PAGE:
>> begin

So when Greg showed up, tall, steady job, good teeth, knew how to talk to a toddler without being weird about it, Tammy fell hard. I get it. She was twenty-nine, working full-time at a dental office, and exhausted. Greg was the first man in years who asked about her day and actually listened to the answer.

They got married at the courthouse in November 2018. Small ceremony. I wore a yellow dress. Chloe was the flower girl. She threw the petals too early and they all landed in a pile by the metal detector. Everyone laughed.

Greg was good at first. Or he seemed good. He picked Chloe up from preschool. He built her a swing set in the backyard, the nice wooden kind with a slide. He called her “my girl.” Tammy would text me photos of the two of them at the park, Greg pushing Chloe on the swings, and I’d think: finally. She found a good one.

I don’t know when it started. Not really. But looking back, there were things.

Chloe stopped wanting to do sleepovers at her friend Maisie’s house. She’d been going every other Friday for months, and then one week she just said she didn’t want to anymore. Tammy thought it was a phase.

She started wetting the bed again. She was six. She’d been dry at night since four.

And then there was the thing at Christmas. We were all at my mom’s house, and Greg was tickling Chloe, and she laughed at first but then she said “stop” and he didn’t stop right away. Maybe three seconds. Maybe five. And when he finally let go, Chloe didn’t run off to play. She sat very still on the couch with her hands in her lap and stared at the TV, which wasn’t even on.

I noticed. But I told myself it was nothing. Kids get overstimulated. Kids zone out.

I told myself a lot of things.

The Part Nobody Warns You About

After the meeting with Pam, everything moved fast and slow at the same time. Greg was arrested at his job site on a Thursday afternoon. Two sheriff’s deputies walked him out in front of his crew. I know this because Tammy’s neighbor Donna Pruitt saw it on the local news that night and called Tammy before Tammy even knew it had aired.

Tammy didn’t go home that first night. She and Chloe stayed with me. My apartment is small, one bedroom, and I gave them the bed and slept on the couch. Around two in the morning I heard Tammy get up and go to the kitchen. I found her sitting on the floor by the refrigerator, holding her phone, scrolling through old photos of Greg and Chloe. She wasn’t crying anymore. Her face was just blank.

“He made her pancakes every Saturday,” she said. “Chocolate chip ones. She loved them.”

I sat down next to her.

“Do you think she’ll ever eat pancakes again?”

I didn’t have an answer for that. I put my arm around her and we sat on my kitchen floor until the light came through the window above the sink, that pale gray Louisiana morning light that makes everything look like an old photograph.

>> end

PROBLEMS TO WORK ON:
1. Print everything in the Tammy and Chloe story from "So when Greg" down to "detector. Everyone laughed.", word for word.
2. Carry the story of Tammy and Chloe forward from its final sentence.

INFORMATION PROVIDED:
>> begin

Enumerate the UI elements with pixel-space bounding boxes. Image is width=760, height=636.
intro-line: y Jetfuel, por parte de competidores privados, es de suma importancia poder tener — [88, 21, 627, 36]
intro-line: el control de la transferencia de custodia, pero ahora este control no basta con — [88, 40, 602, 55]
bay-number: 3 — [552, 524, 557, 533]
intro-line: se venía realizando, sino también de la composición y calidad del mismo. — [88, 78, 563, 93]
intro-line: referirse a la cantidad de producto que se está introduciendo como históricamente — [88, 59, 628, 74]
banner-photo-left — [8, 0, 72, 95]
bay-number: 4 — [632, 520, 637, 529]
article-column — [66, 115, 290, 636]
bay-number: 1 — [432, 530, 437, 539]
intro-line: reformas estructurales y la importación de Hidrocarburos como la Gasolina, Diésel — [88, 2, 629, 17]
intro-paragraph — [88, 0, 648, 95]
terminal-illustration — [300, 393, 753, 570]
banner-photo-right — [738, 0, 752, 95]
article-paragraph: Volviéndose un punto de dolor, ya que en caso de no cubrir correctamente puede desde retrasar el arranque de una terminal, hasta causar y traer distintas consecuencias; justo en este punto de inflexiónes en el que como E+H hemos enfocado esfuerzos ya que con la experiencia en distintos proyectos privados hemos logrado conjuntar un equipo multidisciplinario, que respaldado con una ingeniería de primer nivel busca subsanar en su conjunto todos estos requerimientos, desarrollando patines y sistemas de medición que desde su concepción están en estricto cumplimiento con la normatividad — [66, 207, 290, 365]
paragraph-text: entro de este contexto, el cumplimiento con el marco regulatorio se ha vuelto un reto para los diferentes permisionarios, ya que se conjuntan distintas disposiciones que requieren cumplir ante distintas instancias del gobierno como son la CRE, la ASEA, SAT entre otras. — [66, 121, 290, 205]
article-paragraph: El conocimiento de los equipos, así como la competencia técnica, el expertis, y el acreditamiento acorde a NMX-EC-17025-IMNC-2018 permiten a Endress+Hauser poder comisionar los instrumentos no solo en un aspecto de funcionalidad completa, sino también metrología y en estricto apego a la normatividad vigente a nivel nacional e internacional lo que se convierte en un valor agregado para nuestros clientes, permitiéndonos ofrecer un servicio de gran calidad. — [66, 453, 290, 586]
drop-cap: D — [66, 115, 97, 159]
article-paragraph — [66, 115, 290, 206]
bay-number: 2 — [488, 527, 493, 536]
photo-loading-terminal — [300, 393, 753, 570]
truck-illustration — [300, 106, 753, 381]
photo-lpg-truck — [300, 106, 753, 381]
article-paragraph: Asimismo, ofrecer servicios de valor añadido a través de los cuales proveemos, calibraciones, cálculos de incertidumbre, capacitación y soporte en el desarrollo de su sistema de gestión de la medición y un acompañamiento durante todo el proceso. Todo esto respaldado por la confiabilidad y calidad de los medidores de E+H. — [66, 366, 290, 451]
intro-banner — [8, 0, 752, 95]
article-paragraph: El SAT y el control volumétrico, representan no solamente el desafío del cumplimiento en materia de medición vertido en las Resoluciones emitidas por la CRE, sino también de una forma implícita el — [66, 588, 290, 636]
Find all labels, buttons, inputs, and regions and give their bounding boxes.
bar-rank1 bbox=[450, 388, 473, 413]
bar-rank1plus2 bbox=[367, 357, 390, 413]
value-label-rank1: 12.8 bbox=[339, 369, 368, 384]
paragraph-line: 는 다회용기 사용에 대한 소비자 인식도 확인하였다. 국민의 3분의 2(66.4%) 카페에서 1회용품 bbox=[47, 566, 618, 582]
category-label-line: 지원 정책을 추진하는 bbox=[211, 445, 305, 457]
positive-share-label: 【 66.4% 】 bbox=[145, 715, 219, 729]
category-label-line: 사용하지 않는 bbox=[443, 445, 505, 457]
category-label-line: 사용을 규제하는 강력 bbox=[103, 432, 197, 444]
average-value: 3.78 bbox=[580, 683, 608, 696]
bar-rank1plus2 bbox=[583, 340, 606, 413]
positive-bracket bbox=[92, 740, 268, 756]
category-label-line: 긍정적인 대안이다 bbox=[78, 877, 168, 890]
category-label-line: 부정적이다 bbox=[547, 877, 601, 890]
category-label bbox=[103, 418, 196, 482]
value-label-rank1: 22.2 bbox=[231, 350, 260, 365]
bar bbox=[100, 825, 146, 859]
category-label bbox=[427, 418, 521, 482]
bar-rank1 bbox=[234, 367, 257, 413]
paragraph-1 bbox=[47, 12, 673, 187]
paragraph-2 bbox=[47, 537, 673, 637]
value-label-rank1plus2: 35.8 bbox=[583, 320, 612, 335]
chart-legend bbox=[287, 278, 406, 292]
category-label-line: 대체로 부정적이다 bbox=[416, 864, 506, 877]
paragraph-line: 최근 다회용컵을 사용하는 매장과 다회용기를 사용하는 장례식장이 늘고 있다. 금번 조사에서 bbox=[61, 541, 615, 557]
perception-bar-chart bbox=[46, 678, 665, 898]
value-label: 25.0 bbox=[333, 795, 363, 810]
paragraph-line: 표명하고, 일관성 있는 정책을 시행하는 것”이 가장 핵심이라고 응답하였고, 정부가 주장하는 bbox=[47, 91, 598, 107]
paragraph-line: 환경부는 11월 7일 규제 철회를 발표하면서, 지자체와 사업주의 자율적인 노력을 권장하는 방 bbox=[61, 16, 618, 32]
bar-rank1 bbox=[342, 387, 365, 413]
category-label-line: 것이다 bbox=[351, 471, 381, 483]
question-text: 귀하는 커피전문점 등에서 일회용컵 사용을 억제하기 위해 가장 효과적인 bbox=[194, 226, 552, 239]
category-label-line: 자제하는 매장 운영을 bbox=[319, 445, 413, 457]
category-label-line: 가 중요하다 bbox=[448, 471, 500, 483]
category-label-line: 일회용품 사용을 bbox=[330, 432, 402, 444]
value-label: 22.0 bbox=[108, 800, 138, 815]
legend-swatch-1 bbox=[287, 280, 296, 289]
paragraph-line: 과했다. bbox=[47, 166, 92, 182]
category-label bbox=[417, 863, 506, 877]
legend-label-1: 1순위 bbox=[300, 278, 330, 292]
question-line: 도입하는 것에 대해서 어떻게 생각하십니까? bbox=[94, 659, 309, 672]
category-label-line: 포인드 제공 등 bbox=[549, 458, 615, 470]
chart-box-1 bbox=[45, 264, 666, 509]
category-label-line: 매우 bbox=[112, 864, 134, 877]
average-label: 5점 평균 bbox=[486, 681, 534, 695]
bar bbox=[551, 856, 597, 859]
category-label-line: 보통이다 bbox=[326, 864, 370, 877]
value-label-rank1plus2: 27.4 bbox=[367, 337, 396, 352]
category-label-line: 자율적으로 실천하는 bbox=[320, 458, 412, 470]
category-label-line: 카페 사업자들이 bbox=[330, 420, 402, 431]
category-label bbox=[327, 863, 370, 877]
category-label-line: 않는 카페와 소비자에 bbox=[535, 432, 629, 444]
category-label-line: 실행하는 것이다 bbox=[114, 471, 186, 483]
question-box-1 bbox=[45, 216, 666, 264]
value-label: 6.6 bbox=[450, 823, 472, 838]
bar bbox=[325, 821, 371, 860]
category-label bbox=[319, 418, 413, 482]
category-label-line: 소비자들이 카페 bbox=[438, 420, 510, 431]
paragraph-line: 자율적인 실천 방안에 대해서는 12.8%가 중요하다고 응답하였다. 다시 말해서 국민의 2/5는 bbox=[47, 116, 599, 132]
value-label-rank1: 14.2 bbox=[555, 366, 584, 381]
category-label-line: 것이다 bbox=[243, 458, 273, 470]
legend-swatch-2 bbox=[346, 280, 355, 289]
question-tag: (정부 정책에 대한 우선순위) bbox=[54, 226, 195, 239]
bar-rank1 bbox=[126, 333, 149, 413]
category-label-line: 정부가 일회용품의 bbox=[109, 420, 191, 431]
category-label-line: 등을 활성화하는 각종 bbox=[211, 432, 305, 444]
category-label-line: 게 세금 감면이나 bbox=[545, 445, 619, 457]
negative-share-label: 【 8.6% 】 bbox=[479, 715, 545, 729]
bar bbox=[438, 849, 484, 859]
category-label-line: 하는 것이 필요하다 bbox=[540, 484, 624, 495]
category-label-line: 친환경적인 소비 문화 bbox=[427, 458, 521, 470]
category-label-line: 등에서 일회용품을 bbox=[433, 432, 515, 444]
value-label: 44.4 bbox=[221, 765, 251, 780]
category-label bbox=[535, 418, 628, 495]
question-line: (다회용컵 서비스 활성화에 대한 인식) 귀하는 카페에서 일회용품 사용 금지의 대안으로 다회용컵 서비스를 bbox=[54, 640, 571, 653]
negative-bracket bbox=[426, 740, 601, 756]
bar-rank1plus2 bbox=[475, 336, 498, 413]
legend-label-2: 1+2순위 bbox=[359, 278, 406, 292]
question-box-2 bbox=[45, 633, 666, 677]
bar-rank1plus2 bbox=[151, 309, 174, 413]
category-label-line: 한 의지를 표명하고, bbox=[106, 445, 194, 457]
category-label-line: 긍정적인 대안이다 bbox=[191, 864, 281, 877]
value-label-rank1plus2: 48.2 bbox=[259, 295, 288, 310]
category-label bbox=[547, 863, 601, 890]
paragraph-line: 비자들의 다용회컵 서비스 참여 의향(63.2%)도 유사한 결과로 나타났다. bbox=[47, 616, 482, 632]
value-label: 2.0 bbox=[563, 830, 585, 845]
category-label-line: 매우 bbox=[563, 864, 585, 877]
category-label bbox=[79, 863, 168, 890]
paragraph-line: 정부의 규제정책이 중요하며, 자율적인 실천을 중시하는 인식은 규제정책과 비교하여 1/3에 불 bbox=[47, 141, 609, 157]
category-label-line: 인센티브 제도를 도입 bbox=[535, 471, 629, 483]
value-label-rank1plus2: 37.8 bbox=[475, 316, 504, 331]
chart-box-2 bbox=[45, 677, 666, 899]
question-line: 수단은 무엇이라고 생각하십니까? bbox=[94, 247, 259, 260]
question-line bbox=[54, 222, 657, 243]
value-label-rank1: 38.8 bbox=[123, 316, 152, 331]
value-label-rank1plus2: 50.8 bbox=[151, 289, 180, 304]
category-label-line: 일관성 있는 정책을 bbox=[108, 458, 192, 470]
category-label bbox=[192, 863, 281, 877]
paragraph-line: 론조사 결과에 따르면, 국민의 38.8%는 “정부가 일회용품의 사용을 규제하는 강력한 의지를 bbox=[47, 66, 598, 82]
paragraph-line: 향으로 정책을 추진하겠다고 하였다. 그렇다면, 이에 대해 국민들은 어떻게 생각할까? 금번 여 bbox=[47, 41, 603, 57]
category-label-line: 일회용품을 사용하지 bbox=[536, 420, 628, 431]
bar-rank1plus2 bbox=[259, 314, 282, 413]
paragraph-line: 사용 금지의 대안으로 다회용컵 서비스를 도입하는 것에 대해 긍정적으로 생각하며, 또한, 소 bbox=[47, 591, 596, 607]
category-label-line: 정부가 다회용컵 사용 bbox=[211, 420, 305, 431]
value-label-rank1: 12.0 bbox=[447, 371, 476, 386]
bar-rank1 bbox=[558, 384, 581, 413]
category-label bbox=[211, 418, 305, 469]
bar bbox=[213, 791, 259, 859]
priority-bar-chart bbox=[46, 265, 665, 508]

>> end

TASK-BY-TASK OUTPUTS:
1.
So when Greg showed up, tall, steady job, good teeth, knew how to talk to a toddler without being weird about it, Tammy fell hard. I get it. She was twenty-nine, working full-time at a dental office, and exhausted. Greg was the first man in years who asked about her day and actually listened to the answer.

They got married at the courthouse in November 2018. Small ceremony. I wore a yellow dress. Chloe was the flower girl. She threw the petals too early and they all landed in a pile by the metal detector. Everyone laughed.

2.
Chloe started seeing a child psychologist named Dr. Faye Thibodaux the following week. I drove her to the first three appointments because Tammy couldn’t do it. Tammy tried. She got in the car, put the key in the ignition, and then sat there for eleven minutes without turning it. I watched from the porch. On the twelfth minute she got out and handed me the keys and said, “Please.”

So I drove.

Dr. Thibodaux’s office was in a converted house off Ryan Street, painted yellow, with a waiting room full of Legos and picture books. Chloe went in alone. I sat in a plastic chair and read the same page of a People magazine four times without absorbing a single word.

After the third session, Dr. Thibodaux came out and asked to speak with me privately. She was careful with her words. She said Chloe was “disclosing” more details in a safe setting. She said the abuse had included physical punishment for “not cooperating.” She said Chloe had been told that if she ever said anything, Greg would hurt her mom.

“She’s been carrying that,” Dr. Thibodaux said. “She’s been protecting her mother.”

A seven-year-old. Protecting her mother.

I went to my car and sat there for a while.

The Family Fracture

Not everyone believed us. That’s the part I wasn’t ready for.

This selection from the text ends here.